Written request:
Reproduce all entries precisely, down to the last character.

Exercise data:
────────────────────────────────────────

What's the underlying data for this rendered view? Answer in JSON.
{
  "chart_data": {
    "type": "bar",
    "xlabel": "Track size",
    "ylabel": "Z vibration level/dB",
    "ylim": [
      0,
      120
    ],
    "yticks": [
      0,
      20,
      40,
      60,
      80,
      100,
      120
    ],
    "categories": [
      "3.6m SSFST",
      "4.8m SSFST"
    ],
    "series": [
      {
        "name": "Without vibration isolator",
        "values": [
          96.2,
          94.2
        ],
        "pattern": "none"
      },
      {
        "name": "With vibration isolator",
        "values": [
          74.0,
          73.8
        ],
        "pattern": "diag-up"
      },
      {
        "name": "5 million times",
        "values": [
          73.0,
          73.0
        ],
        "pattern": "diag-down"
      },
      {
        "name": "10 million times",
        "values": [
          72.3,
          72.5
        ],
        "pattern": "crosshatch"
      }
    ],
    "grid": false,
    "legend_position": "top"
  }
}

────────────────────────────────────────

Solution below:
What's the underlying data for this rendered view? Answer in JSON.
{
  "chart_data": {
    "type": "bar",
    "xlabel": "Track size",
    "ylabel": "Z vibration level/dB",
    "ylim": [
      0,
      120
    ],
    "yticks": [
      0,
      20,
      40,
      60,
      80,
      100,
      120
    ],
    "categories": [
      "3.6m SSFST",
      "4.8m SSFST"
    ],
    "series": [
      {
        "name": "Without vibration isolator",
        "values": [
          96.2,
          94.2
        ],
        "pattern": "none"
      },
      {
        "name": "With vibration isolator",
        "values": [
          74.0,
          73.8
        ],
        "pattern": "diag-up"
      },
      {
        "name": "5 million times",
        "values": [
          73.0,
          73.0
        ],
        "pattern": "diag-down"
      },
      {
        "name": "10 million times",
        "values": [
          72.3,
          72.5
        ],
        "pattern": "crosshatch"
      }
    ],
    "grid": false,
    "legend_position": "top"
  }
}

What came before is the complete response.